[Entries taken from a collection]
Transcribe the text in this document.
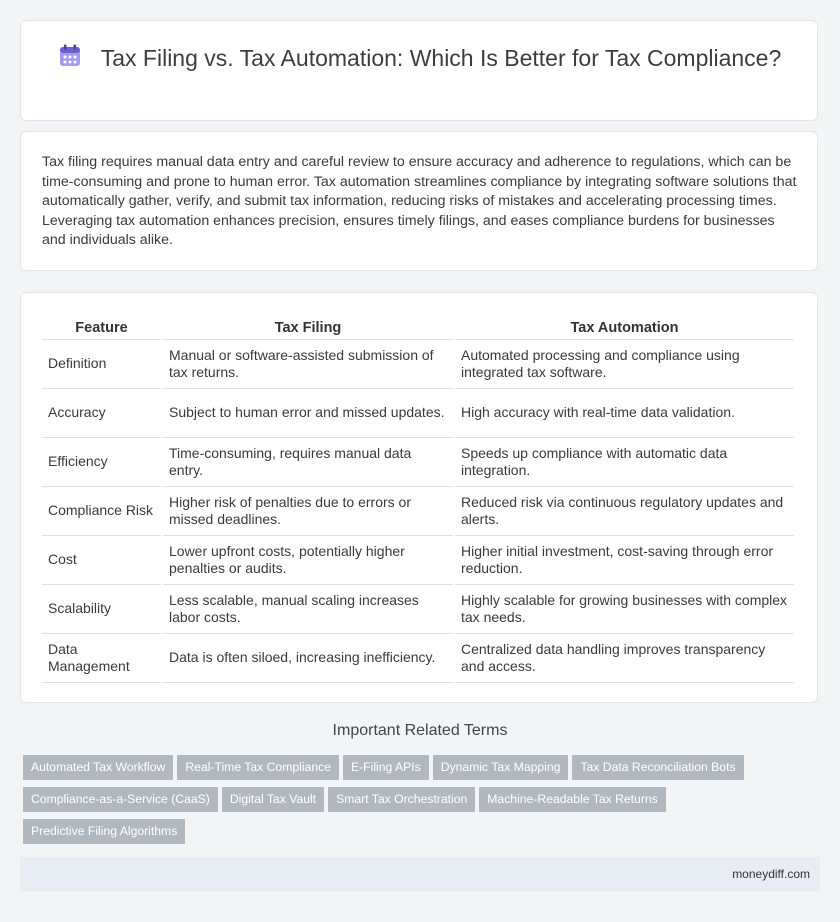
Tax Filing vs. Tax Automation: Which Is Better for Tax Compliance?
Tax filing requires manual data entry and careful review to ensure accuracy and adherence to regulations, which can be time-consuming and prone to human error. Tax automation streamlines compliance by integrating software solutions that automatically gather, verify, and submit tax information, reducing risks of mistakes and accelerating processing times. Leveraging tax automation enhances precision, ensures timely filings, and eases compliance burdens for businesses and individuals alike.
Feature	Tax Filing	Tax Automation
Definition	Manual or software-assisted submission of tax returns.	Automated processing and compliance using integrated tax software.
Accuracy	Subject to human error and missed updates.	High accuracy with real-time data validation.
Efficiency	Time-consuming, requires manual data entry.	Speeds up compliance with automatic data integration.
Compliance Risk	Higher risk of penalties due to errors or missed deadlines.	Reduced risk via continuous regulatory updates and alerts.
Cost	Lower upfront costs, potentially higher penalties or audits.	Higher initial investment, cost-saving through error reduction.
Scalability	Less scalable, manual scaling increases labor costs.	Highly scalable for growing businesses with complex tax needs.
Data Management	Data is often siloed, increasing inefficiency.	Centralized data handling improves transparency and access.
Important Related Terms
Automated Tax Workflow Real-Time Tax Compliance E-Filing APIs Dynamic Tax Mapping Tax Data Reconciliation Bots
Compliance-as-a-Service (CaaS) Digital Tax Vault Smart Tax Orchestration Machine-Readable Tax Returns
Predictive Filing Algorithms
moneydiff.com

What you need to do:
From the listing above, collect every line that mentions the word "penalties".

Task answer:
Compliance Risk	Higher risk of penalties due to errors or missed deadlines.	Reduced risk via continuous regulatory updates and alerts.
Cost	Lower upfront costs, potentially higher penalties or audits.	Higher initial investment, cost-saving through error reduction.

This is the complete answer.